WHAT YOU NEED TO DO: All of the material below is to be restated word for word, apart from the pictures.

LISTED RECORDS:
=-=-=
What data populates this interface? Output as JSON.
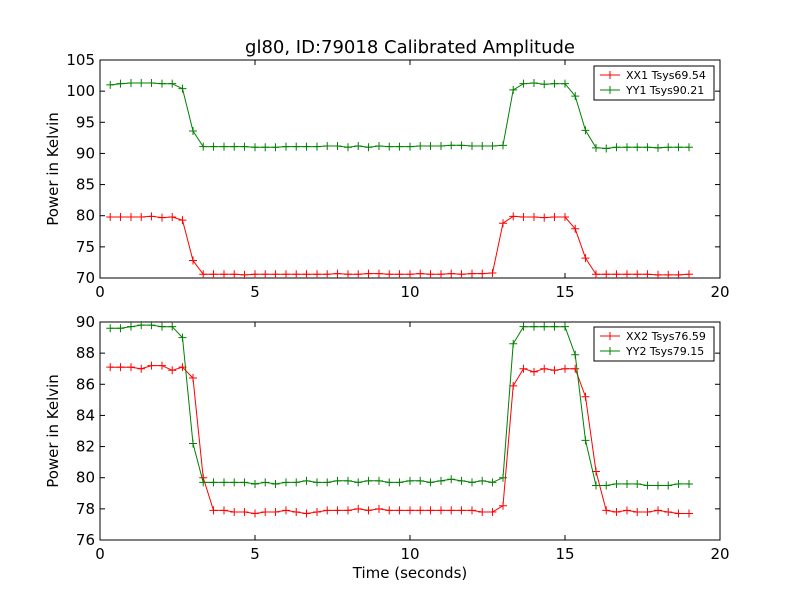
{
  "chart_data": [
    {
      "type": "line",
      "title": "gl80, ID:79018 Calibrated Amplitude",
      "xlabel": "",
      "ylabel": "Power in Kelvin",
      "xlim": [
        0,
        20
      ],
      "ylim": [
        70,
        105
      ],
      "xticks": [
        0,
        5,
        10,
        15,
        20
      ],
      "yticks": [
        70,
        75,
        80,
        85,
        90,
        95,
        100,
        105
      ],
      "grid": false,
      "legend_position": "top-right",
      "series": [
        {
          "name": "XX1 Tsys69.54",
          "color": "#ff0000",
          "x": [
            0.33,
            0.66,
            1.0,
            1.33,
            1.66,
            2.0,
            2.33,
            2.66,
            3.0,
            3.33,
            3.66,
            4.0,
            4.33,
            4.66,
            5.0,
            5.33,
            5.66,
            6.0,
            6.33,
            6.66,
            7.0,
            7.33,
            7.66,
            8.0,
            8.33,
            8.66,
            9.0,
            9.33,
            9.66,
            10.0,
            10.33,
            10.66,
            11.0,
            11.33,
            11.66,
            12.0,
            12.33,
            12.66,
            13.0,
            13.33,
            13.66,
            14.0,
            14.33,
            14.66,
            15.0,
            15.33,
            15.66,
            16.0,
            16.33,
            16.66,
            17.0,
            17.33,
            17.66,
            18.0,
            18.33,
            18.66,
            19.0
          ],
          "y": [
            79.8,
            79.8,
            79.8,
            79.8,
            79.9,
            79.7,
            79.8,
            79.3,
            72.8,
            70.6,
            70.6,
            70.6,
            70.6,
            70.5,
            70.6,
            70.6,
            70.6,
            70.6,
            70.6,
            70.6,
            70.6,
            70.6,
            70.7,
            70.6,
            70.6,
            70.7,
            70.7,
            70.6,
            70.6,
            70.6,
            70.7,
            70.6,
            70.6,
            70.7,
            70.6,
            70.7,
            70.7,
            70.8,
            78.8,
            79.9,
            79.8,
            79.8,
            79.7,
            79.8,
            79.8,
            77.9,
            73.2,
            70.6,
            70.6,
            70.6,
            70.6,
            70.6,
            70.6,
            70.5,
            70.5,
            70.5,
            70.6
          ]
        },
        {
          "name": "YY1 Tsys90.21",
          "color": "#008000",
          "x": [
            0.33,
            0.66,
            1.0,
            1.33,
            1.66,
            2.0,
            2.33,
            2.66,
            3.0,
            3.33,
            3.66,
            4.0,
            4.33,
            4.66,
            5.0,
            5.33,
            5.66,
            6.0,
            6.33,
            6.66,
            7.0,
            7.33,
            7.66,
            8.0,
            8.33,
            8.66,
            9.0,
            9.33,
            9.66,
            10.0,
            10.33,
            10.66,
            11.0,
            11.33,
            11.66,
            12.0,
            12.33,
            12.66,
            13.0,
            13.33,
            13.66,
            14.0,
            14.33,
            14.66,
            15.0,
            15.33,
            15.66,
            16.0,
            16.33,
            16.66,
            17.0,
            17.33,
            17.66,
            18.0,
            18.33,
            18.66,
            19.0
          ],
          "y": [
            101.0,
            101.2,
            101.3,
            101.3,
            101.3,
            101.2,
            101.2,
            100.4,
            93.6,
            91.1,
            91.1,
            91.1,
            91.1,
            91.1,
            91.0,
            91.0,
            91.0,
            91.1,
            91.1,
            91.1,
            91.1,
            91.2,
            91.2,
            91.0,
            91.2,
            91.0,
            91.2,
            91.1,
            91.1,
            91.1,
            91.2,
            91.2,
            91.2,
            91.3,
            91.3,
            91.2,
            91.2,
            91.2,
            91.3,
            100.2,
            101.2,
            101.3,
            101.1,
            101.2,
            101.2,
            99.2,
            93.7,
            90.9,
            90.8,
            91.0,
            91.0,
            91.0,
            91.0,
            90.9,
            91.0,
            91.0,
            91.0
          ]
        }
      ]
    },
    {
      "type": "line",
      "title": "",
      "xlabel": "Time (seconds)",
      "ylabel": "Power in Kelvin",
      "xlim": [
        0,
        20
      ],
      "ylim": [
        76,
        90
      ],
      "xticks": [
        0,
        5,
        10,
        15,
        20
      ],
      "yticks": [
        76,
        78,
        80,
        82,
        84,
        86,
        88,
        90
      ],
      "grid": false,
      "legend_position": "top-right",
      "series": [
        {
          "name": "XX2 Tsys76.59",
          "color": "#ff0000",
          "x": [
            0.33,
            0.66,
            1.0,
            1.33,
            1.66,
            2.0,
            2.33,
            2.66,
            3.0,
            3.33,
            3.66,
            4.0,
            4.33,
            4.66,
            5.0,
            5.33,
            5.66,
            6.0,
            6.33,
            6.66,
            7.0,
            7.33,
            7.66,
            8.0,
            8.33,
            8.66,
            9.0,
            9.33,
            9.66,
            10.0,
            10.33,
            10.66,
            11.0,
            11.33,
            11.66,
            12.0,
            12.33,
            12.66,
            13.0,
            13.33,
            13.66,
            14.0,
            14.33,
            14.66,
            15.0,
            15.33,
            15.66,
            16.0,
            16.33,
            16.66,
            17.0,
            17.33,
            17.66,
            18.0,
            18.33,
            18.66,
            19.0
          ],
          "y": [
            87.1,
            87.1,
            87.1,
            87.0,
            87.2,
            87.2,
            86.9,
            87.1,
            86.4,
            80.0,
            77.9,
            77.9,
            77.8,
            77.8,
            77.7,
            77.8,
            77.8,
            77.9,
            77.8,
            77.7,
            77.8,
            77.9,
            77.9,
            77.9,
            78.0,
            77.9,
            78.0,
            77.9,
            77.9,
            77.9,
            77.9,
            77.9,
            77.9,
            77.9,
            77.9,
            77.9,
            77.8,
            77.8,
            78.2,
            85.9,
            87.0,
            86.8,
            87.0,
            86.9,
            87.0,
            87.0,
            85.2,
            80.4,
            77.9,
            77.8,
            77.9,
            77.8,
            77.8,
            77.9,
            77.8,
            77.7,
            77.7
          ],
          "x_offset_note": ""
        },
        {
          "name": "YY2 Tsys79.15",
          "color": "#008000",
          "x": [
            0.33,
            0.66,
            1.0,
            1.33,
            1.66,
            2.0,
            2.33,
            2.66,
            3.0,
            3.33,
            3.66,
            4.0,
            4.33,
            4.66,
            5.0,
            5.33,
            5.66,
            6.0,
            6.33,
            6.66,
            7.0,
            7.33,
            7.66,
            8.0,
            8.33,
            8.66,
            9.0,
            9.33,
            9.66,
            10.0,
            10.33,
            10.66,
            11.0,
            11.33,
            11.66,
            12.0,
            12.33,
            12.66,
            13.0,
            13.33,
            13.66,
            14.0,
            14.33,
            14.66,
            15.0,
            15.33,
            15.66,
            16.0,
            16.33,
            16.66,
            17.0,
            17.33,
            17.66,
            18.0,
            18.33,
            18.66,
            19.0
          ],
          "y": [
            89.6,
            89.6,
            89.7,
            89.8,
            89.8,
            89.7,
            89.7,
            89.0,
            82.2,
            79.7,
            79.7,
            79.7,
            79.7,
            79.7,
            79.6,
            79.7,
            79.6,
            79.7,
            79.7,
            79.8,
            79.7,
            79.7,
            79.8,
            79.8,
            79.7,
            79.8,
            79.8,
            79.7,
            79.7,
            79.8,
            79.8,
            79.7,
            79.8,
            79.9,
            79.8,
            79.7,
            79.8,
            79.7,
            80.0,
            88.6,
            89.7,
            89.7,
            89.7,
            89.7,
            89.7,
            87.9,
            82.4,
            79.5,
            79.5,
            79.6,
            79.6,
            79.6,
            79.5,
            79.5,
            79.5,
            79.6,
            79.6
          ]
        }
      ]
    }
  ]
}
=-=-=
SOLUTION TO THE EXERCISE:
What data populates this interface? Output as JSON.
{
  "chart_data": [
    {
      "type": "line",
      "title": "gl80, ID:79018 Calibrated Amplitude",
      "xlabel": "",
      "ylabel": "Power in Kelvin",
      "xlim": [
        0,
        20
      ],
      "ylim": [
        70,
        105
      ],
      "xticks": [
        0,
        5,
        10,
        15,
        20
      ],
      "yticks": [
        70,
        75,
        80,
        85,
        90,
        95,
        100,
        105
      ],
      "grid": false,
      "legend_position": "top-right",
      "series": [
        {
          "name": "XX1 Tsys69.54",
          "color": "#ff0000",
          "x": [
            0.33,
            0.66,
            1.0,
            1.33,
            1.66,
            2.0,
            2.33,
            2.66,
            3.0,
            3.33,
            3.66,
            4.0,
            4.33,
            4.66,
            5.0,
            5.33,
            5.66,
            6.0,
            6.33,
            6.66,
            7.0,
            7.33,
            7.66,
            8.0,
            8.33,
            8.66,
            9.0,
            9.33,
            9.66,
            10.0,
            10.33,
            10.66,
            11.0,
            11.33,
            11.66,
            12.0,
            12.33,
            12.66,
            13.0,
            13.33,
            13.66,
            14.0,
            14.33,
            14.66,
            15.0,
            15.33,
            15.66,
            16.0,
            16.33,
            16.66,
            17.0,
            17.33,
            17.66,
            18.0,
            18.33,
            18.66,
            19.0
          ],
          "y": [
            79.8,
            79.8,
            79.8,
            79.8,
            79.9,
            79.7,
            79.8,
            79.3,
            72.8,
            70.6,
            70.6,
            70.6,
            70.6,
            70.5,
            70.6,
            70.6,
            70.6,
            70.6,
            70.6,
            70.6,
            70.6,
            70.6,
            70.7,
            70.6,
            70.6,
            70.7,
            70.7,
            70.6,
            70.6,
            70.6,
            70.7,
            70.6,
            70.6,
            70.7,
            70.6,
            70.7,
            70.7,
            70.8,
            78.8,
            79.9,
            79.8,
            79.8,
            79.7,
            79.8,
            79.8,
            77.9,
            73.2,
            70.6,
            70.6,
            70.6,
            70.6,
            70.6,
            70.6,
            70.5,
            70.5,
            70.5,
            70.6
          ]
        },
        {
          "name": "YY1 Tsys90.21",
          "color": "#008000",
          "x": [
            0.33,
            0.66,
            1.0,
            1.33,
            1.66,
            2.0,
            2.33,
            2.66,
            3.0,
            3.33,
            3.66,
            4.0,
            4.33,
            4.66,
            5.0,
            5.33,
            5.66,
            6.0,
            6.33,
            6.66,
            7.0,
            7.33,
            7.66,
            8.0,
            8.33,
            8.66,
            9.0,
            9.33,
            9.66,
            10.0,
            10.33,
            10.66,
            11.0,
            11.33,
            11.66,
            12.0,
            12.33,
            12.66,
            13.0,
            13.33,
            13.66,
            14.0,
            14.33,
            14.66,
            15.0,
            15.33,
            15.66,
            16.0,
            16.33,
            16.66,
            17.0,
            17.33,
            17.66,
            18.0,
            18.33,
            18.66,
            19.0
          ],
          "y": [
            101.0,
            101.2,
            101.3,
            101.3,
            101.3,
            101.2,
            101.2,
            100.4,
            93.6,
            91.1,
            91.1,
            91.1,
            91.1,
            91.1,
            91.0,
            91.0,
            91.0,
            91.1,
            91.1,
            91.1,
            91.1,
            91.2,
            91.2,
            91.0,
            91.2,
            91.0,
            91.2,
            91.1,
            91.1,
            91.1,
            91.2,
            91.2,
            91.2,
            91.3,
            91.3,
            91.2,
            91.2,
            91.2,
            91.3,
            100.2,
            101.2,
            101.3,
            101.1,
            101.2,
            101.2,
            99.2,
            93.7,
            90.9,
            90.8,
            91.0,
            91.0,
            91.0,
            91.0,
            90.9,
            91.0,
            91.0,
            91.0
          ]
        }
      ]
    },
    {
      "type": "line",
      "title": "",
      "xlabel": "Time (seconds)",
      "ylabel": "Power in Kelvin",
      "xlim": [
        0,
        20
      ],
      "ylim": [
        76,
        90
      ],
      "xticks": [
        0,
        5,
        10,
        15,
        20
      ],
      "yticks": [
        76,
        78,
        80,
        82,
        84,
        86,
        88,
        90
      ],
      "grid": false,
      "legend_position": "top-right",
      "series": [
        {
          "name": "XX2 Tsys76.59",
          "color": "#ff0000",
          "x": [
            0.33,
            0.66,
            1.0,
            1.33,
            1.66,
            2.0,
            2.33,
            2.66,
            3.0,
            3.33,
            3.66,
            4.0,
            4.33,
            4.66,
            5.0,
            5.33,
            5.66,
            6.0,
            6.33,
            6.66,
            7.0,
            7.33,
            7.66,
            8.0,
            8.33,
            8.66,
            9.0,
            9.33,
            9.66,
            10.0,
            10.33,
            10.66,
            11.0,
            11.33,
            11.66,
            12.0,
            12.33,
            12.66,
            13.0,
            13.33,
            13.66,
            14.0,
            14.33,
            14.66,
            15.0,
            15.33,
            15.66,
            16.0,
            16.33,
            16.66,
            17.0,
            17.33,
            17.66,
            18.0,
            18.33,
            18.66,
            19.0
          ],
          "y": [
            87.1,
            87.1,
            87.1,
            87.0,
            87.2,
            87.2,
            86.9,
            87.1,
            86.4,
            80.0,
            77.9,
            77.9,
            77.8,
            77.8,
            77.7,
            77.8,
            77.8,
            77.9,
            77.8,
            77.7,
            77.8,
            77.9,
            77.9,
            77.9,
            78.0,
            77.9,
            78.0,
            77.9,
            77.9,
            77.9,
            77.9,
            77.9,
            77.9,
            77.9,
            77.9,
            77.9,
            77.8,
            77.8,
            78.2,
            85.9,
            87.0,
            86.8,
            87.0,
            86.9,
            87.0,
            87.0,
            85.2,
            80.4,
            77.9,
            77.8,
            77.9,
            77.8,
            77.8,
            77.9,
            77.8,
            77.7,
            77.7
          ],
          "x_offset_note": ""
        },
        {
          "name": "YY2 Tsys79.15",
          "color": "#008000",
          "x": [
            0.33,
            0.66,
            1.0,
            1.33,
            1.66,
            2.0,
            2.33,
            2.66,
            3.0,
            3.33,
            3.66,
            4.0,
            4.33,
            4.66,
            5.0,
            5.33,
            5.66,
            6.0,
            6.33,
            6.66,
            7.0,
            7.33,
            7.66,
            8.0,
            8.33,
            8.66,
            9.0,
            9.33,
            9.66,
            10.0,
            10.33,
            10.66,
            11.0,
            11.33,
            11.66,
            12.0,
            12.33,
            12.66,
            13.0,
            13.33,
            13.66,
            14.0,
            14.33,
            14.66,
            15.0,
            15.33,
            15.66,
            16.0,
            16.33,
            16.66,
            17.0,
            17.33,
            17.66,
            18.0,
            18.33,
            18.66,
            19.0
          ],
          "y": [
            89.6,
            89.6,
            89.7,
            89.8,
            89.8,
            89.7,
            89.7,
            89.0,
            82.2,
            79.7,
            79.7,
            79.7,
            79.7,
            79.7,
            79.6,
            79.7,
            79.6,
            79.7,
            79.7,
            79.8,
            79.7,
            79.7,
            79.8,
            79.8,
            79.7,
            79.8,
            79.8,
            79.7,
            79.7,
            79.8,
            79.8,
            79.7,
            79.8,
            79.9,
            79.8,
            79.7,
            79.8,
            79.7,
            80.0,
            88.6,
            89.7,
            89.7,
            89.7,
            89.7,
            89.7,
            87.9,
            82.4,
            79.5,
            79.5,
            79.6,
            79.6,
            79.6,
            79.5,
            79.5,
            79.5,
            79.6,
            79.6
          ]
        }
      ]
    }
  ]
}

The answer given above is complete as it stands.